## Task goal
Pull from the data below each line where the word "nmol" occurs, and copy it.

Stored entries:
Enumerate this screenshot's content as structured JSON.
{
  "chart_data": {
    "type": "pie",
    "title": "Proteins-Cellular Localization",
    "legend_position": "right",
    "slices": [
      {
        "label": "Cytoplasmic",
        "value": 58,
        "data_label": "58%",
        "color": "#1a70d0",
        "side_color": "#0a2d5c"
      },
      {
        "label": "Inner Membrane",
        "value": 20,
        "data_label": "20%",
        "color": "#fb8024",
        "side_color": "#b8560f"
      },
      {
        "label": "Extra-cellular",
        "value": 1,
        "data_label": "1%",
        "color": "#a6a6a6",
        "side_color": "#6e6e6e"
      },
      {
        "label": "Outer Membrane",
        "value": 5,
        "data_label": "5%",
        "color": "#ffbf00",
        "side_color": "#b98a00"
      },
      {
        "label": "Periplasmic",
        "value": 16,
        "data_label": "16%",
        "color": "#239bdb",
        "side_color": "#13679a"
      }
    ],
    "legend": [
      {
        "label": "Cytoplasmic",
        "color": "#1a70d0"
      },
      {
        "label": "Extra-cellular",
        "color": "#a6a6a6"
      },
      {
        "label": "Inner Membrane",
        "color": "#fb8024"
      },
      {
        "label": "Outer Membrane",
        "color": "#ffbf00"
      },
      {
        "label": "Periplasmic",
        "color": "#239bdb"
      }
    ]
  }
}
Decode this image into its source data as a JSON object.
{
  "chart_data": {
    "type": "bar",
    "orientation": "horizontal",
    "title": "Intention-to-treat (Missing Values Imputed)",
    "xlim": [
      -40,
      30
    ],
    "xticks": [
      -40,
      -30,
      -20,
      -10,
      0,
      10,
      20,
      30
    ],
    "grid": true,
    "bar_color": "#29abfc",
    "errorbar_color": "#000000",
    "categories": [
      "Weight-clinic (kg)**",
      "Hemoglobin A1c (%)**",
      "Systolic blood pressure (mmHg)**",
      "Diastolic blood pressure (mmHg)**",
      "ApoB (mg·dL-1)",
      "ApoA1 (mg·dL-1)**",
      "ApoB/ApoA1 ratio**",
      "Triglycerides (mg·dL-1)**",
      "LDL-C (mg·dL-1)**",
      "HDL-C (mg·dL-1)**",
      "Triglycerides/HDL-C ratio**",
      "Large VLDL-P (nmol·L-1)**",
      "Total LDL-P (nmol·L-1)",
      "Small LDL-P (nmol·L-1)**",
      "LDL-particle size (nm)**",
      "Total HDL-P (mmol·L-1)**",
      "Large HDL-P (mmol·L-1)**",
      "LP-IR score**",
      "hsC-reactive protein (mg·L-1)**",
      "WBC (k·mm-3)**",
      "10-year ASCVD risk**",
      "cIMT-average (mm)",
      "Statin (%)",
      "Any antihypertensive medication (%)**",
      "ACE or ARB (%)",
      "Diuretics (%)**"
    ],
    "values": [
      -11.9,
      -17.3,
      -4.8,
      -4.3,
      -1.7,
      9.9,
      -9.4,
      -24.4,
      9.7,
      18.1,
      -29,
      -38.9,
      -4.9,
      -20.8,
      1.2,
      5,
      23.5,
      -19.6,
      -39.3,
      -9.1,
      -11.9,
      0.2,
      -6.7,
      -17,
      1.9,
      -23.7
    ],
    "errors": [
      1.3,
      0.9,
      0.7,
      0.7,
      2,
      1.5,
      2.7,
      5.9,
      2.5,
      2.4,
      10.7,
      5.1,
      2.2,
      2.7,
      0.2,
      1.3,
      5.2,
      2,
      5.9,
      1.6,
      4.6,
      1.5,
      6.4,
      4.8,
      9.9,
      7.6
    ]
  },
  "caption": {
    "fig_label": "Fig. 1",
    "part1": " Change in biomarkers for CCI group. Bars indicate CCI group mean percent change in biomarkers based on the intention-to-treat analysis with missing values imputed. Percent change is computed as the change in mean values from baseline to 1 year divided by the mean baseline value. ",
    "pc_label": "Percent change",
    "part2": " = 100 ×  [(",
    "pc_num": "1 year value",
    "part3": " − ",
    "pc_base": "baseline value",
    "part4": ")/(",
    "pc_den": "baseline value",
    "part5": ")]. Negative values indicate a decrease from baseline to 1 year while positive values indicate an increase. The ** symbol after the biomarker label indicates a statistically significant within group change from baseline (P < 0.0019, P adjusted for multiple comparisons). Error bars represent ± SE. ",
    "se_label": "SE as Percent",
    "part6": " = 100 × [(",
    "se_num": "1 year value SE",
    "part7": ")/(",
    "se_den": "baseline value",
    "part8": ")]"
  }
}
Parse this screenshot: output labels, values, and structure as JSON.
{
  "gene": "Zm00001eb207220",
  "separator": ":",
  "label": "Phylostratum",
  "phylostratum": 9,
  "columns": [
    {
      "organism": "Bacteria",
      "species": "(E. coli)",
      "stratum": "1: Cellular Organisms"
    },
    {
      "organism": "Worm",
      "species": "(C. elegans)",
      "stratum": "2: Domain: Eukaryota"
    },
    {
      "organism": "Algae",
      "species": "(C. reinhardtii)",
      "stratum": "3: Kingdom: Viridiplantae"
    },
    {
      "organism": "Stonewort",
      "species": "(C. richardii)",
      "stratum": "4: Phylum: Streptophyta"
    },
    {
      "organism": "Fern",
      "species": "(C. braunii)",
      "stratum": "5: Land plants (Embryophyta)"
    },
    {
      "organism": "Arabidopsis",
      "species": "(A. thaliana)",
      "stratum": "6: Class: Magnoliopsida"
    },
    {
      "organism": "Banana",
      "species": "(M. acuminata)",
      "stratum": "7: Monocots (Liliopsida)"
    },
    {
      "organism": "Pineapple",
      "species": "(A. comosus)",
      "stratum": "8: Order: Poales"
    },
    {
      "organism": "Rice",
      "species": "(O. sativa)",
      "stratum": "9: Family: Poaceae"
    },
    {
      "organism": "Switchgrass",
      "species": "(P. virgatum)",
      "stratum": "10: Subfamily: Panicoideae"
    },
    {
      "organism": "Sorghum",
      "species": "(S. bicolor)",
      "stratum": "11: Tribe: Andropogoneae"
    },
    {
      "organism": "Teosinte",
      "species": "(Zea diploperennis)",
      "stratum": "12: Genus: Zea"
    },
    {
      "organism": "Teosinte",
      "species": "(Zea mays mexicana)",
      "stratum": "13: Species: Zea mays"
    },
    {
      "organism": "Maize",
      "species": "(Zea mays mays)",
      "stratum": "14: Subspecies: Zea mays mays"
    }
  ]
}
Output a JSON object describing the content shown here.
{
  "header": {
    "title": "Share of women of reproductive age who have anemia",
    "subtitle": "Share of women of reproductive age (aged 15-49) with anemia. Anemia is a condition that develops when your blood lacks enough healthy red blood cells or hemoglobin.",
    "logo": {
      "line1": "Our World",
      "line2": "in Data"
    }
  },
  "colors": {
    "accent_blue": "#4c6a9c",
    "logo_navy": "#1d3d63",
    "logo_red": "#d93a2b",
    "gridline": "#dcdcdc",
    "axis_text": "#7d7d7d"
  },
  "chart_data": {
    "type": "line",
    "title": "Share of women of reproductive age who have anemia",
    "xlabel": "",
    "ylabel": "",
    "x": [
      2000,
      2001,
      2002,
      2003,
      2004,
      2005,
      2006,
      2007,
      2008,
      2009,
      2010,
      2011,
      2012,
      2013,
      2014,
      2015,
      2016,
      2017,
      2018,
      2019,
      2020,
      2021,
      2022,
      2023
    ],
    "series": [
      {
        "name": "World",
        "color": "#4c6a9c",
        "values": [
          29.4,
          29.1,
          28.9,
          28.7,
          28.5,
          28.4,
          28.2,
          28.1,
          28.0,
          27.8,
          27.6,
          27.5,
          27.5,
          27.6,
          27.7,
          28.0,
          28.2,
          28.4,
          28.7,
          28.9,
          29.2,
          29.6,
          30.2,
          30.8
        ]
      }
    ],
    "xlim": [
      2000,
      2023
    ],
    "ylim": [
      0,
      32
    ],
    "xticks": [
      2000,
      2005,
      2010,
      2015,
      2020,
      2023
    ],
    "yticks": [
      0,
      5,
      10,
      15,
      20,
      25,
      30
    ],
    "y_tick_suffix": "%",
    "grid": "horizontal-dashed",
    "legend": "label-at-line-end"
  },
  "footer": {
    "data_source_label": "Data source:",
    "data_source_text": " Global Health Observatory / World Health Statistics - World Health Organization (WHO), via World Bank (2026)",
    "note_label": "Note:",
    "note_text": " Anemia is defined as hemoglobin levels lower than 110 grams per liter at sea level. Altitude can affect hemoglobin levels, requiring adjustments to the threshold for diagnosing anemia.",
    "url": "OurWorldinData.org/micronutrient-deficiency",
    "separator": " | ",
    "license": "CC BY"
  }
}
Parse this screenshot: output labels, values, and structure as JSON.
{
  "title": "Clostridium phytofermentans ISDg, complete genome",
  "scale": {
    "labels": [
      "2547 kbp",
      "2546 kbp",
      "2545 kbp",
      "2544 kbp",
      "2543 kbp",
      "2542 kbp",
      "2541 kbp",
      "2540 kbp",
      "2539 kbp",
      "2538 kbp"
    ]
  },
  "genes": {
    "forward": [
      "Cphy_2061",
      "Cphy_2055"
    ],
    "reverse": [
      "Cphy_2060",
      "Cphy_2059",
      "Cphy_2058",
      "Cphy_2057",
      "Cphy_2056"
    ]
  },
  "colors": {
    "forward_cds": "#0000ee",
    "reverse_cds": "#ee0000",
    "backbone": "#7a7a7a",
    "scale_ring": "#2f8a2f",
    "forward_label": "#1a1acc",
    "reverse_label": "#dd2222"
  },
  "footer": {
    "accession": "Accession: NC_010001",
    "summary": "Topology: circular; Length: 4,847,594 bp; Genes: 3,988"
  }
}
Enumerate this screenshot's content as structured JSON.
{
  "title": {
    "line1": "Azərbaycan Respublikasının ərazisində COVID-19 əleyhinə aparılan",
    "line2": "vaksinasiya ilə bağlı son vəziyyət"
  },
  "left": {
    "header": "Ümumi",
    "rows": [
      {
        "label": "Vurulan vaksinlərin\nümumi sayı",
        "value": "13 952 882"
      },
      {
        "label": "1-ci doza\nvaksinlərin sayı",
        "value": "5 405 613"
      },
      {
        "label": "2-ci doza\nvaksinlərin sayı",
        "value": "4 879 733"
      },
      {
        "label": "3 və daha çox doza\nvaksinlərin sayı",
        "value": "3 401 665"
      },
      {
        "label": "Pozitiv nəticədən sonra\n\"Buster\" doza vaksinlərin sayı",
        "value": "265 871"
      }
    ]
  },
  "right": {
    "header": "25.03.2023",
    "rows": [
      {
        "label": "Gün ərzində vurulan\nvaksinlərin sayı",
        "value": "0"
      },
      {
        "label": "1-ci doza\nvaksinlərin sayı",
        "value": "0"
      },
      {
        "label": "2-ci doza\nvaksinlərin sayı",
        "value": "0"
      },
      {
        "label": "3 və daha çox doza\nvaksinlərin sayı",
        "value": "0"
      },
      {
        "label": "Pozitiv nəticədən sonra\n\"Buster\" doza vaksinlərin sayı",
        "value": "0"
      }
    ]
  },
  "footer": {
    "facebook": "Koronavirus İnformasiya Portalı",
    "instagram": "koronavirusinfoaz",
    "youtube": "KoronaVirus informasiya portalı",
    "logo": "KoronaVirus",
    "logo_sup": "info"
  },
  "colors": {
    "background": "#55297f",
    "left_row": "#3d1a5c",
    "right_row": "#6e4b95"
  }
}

## Exercise output
      "Large VLDL-P (nmol·L-1)**",
      "Total LDL-P (nmol·L-1)",
      "Small LDL-P (nmol·L-1)**",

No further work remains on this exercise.